**INSTRUCTIONS FOR THE TASK**
Transcribe the entries below exactly.

··········

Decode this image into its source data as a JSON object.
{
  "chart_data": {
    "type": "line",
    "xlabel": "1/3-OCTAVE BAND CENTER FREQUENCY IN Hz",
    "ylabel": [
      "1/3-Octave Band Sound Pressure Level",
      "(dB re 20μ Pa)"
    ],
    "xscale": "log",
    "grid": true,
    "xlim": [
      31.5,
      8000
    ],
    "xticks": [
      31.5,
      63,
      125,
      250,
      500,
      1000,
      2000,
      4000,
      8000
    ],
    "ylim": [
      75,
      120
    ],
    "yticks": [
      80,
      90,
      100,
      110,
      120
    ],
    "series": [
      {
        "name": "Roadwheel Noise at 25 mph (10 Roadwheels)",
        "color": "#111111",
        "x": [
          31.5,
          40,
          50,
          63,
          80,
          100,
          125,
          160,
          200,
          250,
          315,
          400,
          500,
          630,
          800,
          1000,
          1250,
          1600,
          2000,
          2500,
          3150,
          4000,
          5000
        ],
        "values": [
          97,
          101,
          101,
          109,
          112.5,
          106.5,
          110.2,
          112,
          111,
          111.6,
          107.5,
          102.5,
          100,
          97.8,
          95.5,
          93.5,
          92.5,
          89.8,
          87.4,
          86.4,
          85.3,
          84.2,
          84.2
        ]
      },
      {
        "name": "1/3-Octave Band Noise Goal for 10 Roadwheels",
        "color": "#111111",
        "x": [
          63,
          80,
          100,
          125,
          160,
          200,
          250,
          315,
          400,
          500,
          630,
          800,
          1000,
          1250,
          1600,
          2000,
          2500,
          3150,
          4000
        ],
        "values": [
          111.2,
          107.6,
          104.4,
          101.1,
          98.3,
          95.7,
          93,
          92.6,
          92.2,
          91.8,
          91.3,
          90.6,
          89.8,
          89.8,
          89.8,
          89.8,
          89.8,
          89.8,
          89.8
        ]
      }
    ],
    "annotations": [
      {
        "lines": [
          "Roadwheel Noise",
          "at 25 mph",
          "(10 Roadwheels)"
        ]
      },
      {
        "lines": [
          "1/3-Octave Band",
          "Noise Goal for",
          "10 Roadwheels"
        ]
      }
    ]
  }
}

··········

**TASK RESULT**
Decode this image into its source data as a JSON object.
{
  "chart_data": {
    "type": "line",
    "xlabel": "1/3-OCTAVE BAND CENTER FREQUENCY IN Hz",
    "ylabel": [
      "1/3-Octave Band Sound Pressure Level",
      "(dB re 20μ Pa)"
    ],
    "xscale": "log",
    "grid": true,
    "xlim": [
      31.5,
      8000
    ],
    "xticks": [
      31.5,
      63,
      125,
      250,
      500,
      1000,
      2000,
      4000,
      8000
    ],
    "ylim": [
      75,
      120
    ],
    "yticks": [
      80,
      90,
      100,
      110,
      120
    ],
    "series": [
      {
        "name": "Roadwheel Noise at 25 mph (10 Roadwheels)",
        "color": "#111111",
        "x": [
          31.5,
          40,
          50,
          63,
          80,
          100,
          125,
          160,
          200,
          250,
          315,
          400,
          500,
          630,
          800,
          1000,
          1250,
          1600,
          2000,
          2500,
          3150,
          4000,
          5000
        ],
        "values": [
          97,
          101,
          101,
          109,
          112.5,
          106.5,
          110.2,
          112,
          111,
          111.6,
          107.5,
          102.5,
          100,
          97.8,
          95.5,
          93.5,
          92.5,
          89.8,
          87.4,
          86.4,
          85.3,
          84.2,
          84.2
        ]
      },
      {
        "name": "1/3-Octave Band Noise Goal for 10 Roadwheels",
        "color": "#111111",
        "x": [
          63,
          80,
          100,
          125,
          160,
          200,
          250,
          315,
          400,
          500,
          630,
          800,
          1000,
          1250,
          1600,
          2000,
          2500,
          3150,
          4000
        ],
        "values": [
          111.2,
          107.6,
          104.4,
          101.1,
          98.3,
          95.7,
          93,
          92.6,
          92.2,
          91.8,
          91.3,
          90.6,
          89.8,
          89.8,
          89.8,
          89.8,
          89.8,
          89.8,
          89.8
        ]
      }
    ],
    "annotations": [
      {
        "lines": [
          "Roadwheel Noise",
          "at 25 mph",
          "(10 Roadwheels)"
        ]
      },
      {
        "lines": [
          "1/3-Octave Band",
          "Noise Goal for",
          "10 Roadwheels"
        ]
      }
    ]
  }
}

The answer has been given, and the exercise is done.